PROMPT -
Pick out the lines below that contain the string "งการข" and copy them all.

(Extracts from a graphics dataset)
================================

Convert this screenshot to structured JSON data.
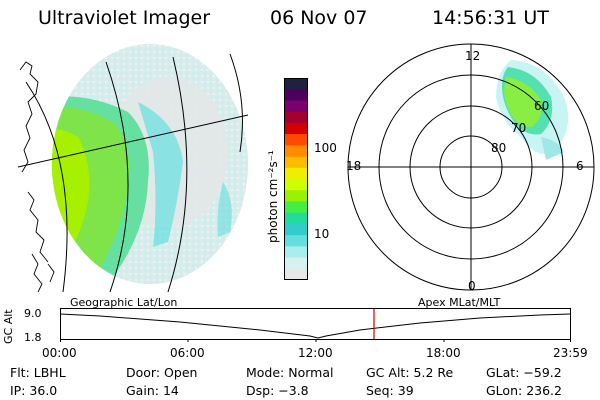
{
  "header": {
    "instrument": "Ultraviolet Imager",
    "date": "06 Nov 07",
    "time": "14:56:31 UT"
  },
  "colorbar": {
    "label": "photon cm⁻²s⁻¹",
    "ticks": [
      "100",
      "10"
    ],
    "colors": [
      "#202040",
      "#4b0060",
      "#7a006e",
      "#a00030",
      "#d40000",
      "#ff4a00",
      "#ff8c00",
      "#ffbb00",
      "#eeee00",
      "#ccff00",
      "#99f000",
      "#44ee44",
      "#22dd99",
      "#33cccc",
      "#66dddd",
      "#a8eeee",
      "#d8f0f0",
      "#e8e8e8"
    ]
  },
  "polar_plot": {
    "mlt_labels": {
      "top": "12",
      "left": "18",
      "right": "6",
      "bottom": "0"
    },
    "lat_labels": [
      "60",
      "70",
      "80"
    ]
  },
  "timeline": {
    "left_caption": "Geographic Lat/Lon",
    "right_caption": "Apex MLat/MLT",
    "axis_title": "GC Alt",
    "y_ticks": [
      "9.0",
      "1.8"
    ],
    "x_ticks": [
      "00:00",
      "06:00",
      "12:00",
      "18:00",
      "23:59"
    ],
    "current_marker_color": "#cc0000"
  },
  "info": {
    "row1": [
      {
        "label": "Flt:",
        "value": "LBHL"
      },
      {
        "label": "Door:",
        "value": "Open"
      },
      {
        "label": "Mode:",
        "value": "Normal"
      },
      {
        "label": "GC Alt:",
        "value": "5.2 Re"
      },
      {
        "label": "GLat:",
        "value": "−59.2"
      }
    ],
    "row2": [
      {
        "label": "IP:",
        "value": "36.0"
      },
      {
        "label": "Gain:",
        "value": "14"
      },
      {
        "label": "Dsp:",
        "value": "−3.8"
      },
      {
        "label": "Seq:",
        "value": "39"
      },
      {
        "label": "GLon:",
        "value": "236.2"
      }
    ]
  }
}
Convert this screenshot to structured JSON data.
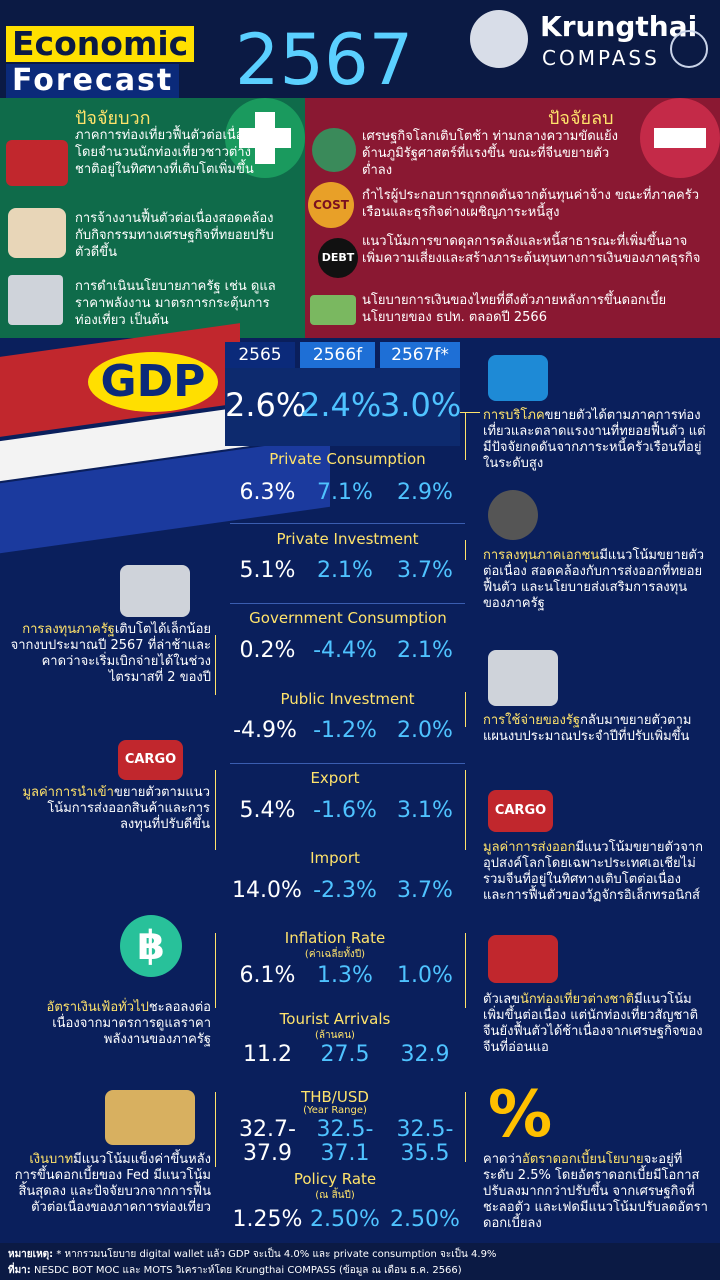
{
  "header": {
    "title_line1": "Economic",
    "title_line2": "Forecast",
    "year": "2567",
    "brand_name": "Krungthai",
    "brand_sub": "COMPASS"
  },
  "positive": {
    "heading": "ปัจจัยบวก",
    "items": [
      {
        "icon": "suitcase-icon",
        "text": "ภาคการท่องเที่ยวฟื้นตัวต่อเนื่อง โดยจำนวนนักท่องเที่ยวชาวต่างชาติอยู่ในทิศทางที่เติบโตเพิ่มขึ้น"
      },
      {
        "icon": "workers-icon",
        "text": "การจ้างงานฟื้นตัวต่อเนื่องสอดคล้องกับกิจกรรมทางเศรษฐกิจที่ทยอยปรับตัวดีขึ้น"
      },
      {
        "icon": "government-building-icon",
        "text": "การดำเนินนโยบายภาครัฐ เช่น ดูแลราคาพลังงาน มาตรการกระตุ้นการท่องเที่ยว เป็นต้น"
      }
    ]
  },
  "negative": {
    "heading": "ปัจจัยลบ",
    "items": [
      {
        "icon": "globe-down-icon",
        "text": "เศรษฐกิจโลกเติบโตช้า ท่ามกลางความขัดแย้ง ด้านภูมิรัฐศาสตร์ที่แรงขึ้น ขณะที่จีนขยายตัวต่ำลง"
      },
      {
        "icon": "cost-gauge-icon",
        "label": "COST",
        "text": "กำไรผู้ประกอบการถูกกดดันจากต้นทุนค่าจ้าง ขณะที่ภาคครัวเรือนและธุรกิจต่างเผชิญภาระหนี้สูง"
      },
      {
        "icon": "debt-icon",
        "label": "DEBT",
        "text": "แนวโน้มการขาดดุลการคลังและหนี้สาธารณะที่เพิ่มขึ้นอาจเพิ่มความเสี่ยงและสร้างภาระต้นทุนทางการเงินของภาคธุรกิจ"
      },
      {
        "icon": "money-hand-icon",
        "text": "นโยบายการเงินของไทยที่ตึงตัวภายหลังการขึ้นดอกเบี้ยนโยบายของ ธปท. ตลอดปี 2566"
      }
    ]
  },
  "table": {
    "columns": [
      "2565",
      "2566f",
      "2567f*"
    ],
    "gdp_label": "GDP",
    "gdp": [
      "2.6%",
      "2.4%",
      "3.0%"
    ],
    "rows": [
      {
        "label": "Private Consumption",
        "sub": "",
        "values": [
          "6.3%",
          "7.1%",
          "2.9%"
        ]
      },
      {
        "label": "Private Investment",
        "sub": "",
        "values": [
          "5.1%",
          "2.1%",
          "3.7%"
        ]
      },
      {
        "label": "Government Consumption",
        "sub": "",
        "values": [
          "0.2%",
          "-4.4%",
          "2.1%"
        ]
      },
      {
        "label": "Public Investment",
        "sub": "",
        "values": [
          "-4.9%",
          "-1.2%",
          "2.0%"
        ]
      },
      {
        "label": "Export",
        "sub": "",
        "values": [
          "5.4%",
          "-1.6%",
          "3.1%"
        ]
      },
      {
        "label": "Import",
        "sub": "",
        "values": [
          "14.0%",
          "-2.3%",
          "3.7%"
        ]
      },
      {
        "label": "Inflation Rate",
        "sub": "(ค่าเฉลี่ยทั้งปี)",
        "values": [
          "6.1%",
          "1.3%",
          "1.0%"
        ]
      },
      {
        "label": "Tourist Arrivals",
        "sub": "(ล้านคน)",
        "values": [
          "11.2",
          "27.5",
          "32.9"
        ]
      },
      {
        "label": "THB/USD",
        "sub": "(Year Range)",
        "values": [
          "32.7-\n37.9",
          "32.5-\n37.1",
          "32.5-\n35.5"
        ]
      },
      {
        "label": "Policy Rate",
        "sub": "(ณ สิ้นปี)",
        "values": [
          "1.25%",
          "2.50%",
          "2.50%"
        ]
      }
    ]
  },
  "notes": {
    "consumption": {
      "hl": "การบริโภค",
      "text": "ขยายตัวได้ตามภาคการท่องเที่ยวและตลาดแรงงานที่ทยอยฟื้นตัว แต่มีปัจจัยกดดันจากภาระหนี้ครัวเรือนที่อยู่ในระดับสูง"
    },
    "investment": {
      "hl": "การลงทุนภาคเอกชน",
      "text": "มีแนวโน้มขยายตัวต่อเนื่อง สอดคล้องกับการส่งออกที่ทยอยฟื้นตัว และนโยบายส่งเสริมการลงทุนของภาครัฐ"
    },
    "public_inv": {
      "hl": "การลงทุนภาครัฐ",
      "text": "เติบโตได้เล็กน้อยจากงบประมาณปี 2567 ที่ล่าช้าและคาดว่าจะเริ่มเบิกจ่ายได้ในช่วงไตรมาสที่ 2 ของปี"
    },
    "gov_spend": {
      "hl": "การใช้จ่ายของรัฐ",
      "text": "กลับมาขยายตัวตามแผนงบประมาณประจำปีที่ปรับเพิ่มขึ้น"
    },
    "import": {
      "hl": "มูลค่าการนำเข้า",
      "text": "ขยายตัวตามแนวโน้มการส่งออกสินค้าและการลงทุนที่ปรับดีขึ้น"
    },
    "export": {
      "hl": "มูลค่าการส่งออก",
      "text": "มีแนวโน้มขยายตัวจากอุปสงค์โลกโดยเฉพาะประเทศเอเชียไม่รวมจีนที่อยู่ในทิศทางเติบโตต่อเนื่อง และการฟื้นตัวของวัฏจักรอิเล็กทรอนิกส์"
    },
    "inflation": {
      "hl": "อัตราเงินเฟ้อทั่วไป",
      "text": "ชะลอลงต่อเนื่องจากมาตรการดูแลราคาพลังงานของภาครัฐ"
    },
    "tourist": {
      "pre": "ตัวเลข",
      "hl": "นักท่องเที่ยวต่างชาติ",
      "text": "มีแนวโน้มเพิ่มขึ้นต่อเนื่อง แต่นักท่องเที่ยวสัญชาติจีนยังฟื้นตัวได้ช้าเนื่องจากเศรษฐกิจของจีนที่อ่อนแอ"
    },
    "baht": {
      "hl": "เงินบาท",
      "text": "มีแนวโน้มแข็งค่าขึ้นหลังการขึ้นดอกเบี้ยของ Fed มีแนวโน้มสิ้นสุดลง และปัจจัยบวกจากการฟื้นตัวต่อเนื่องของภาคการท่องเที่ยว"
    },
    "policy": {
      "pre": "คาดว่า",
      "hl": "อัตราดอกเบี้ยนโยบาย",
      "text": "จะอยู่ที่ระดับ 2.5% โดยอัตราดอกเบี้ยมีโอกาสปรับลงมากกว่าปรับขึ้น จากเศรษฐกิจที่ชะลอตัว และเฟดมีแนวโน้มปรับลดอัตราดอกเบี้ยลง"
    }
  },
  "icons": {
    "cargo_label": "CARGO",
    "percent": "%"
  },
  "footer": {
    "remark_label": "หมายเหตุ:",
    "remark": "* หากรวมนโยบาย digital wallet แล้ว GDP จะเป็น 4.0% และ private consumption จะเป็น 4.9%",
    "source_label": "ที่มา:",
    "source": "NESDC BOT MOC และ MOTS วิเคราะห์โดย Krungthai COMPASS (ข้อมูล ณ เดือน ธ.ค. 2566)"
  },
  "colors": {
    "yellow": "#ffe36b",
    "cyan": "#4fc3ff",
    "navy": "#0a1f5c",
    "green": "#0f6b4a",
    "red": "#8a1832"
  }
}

================================

REPLY TO THE TASK -
        "text": "นโยบายการเงินของไทยที่ตึงตัวภายหลังการขึ้นดอกเบี้ยนโยบายของ ธปท. ตลอดปี 2566"
      "text": "มีแนวโน้มแข็งค่าขึ้นหลังการขึ้นดอกเบี้ยของ Fed มีแนวโน้มสิ้นสุดลง และปัจจัยบวกจากการฟื้นตัวต่อเนื่องของภาคการท่องเที่ยว"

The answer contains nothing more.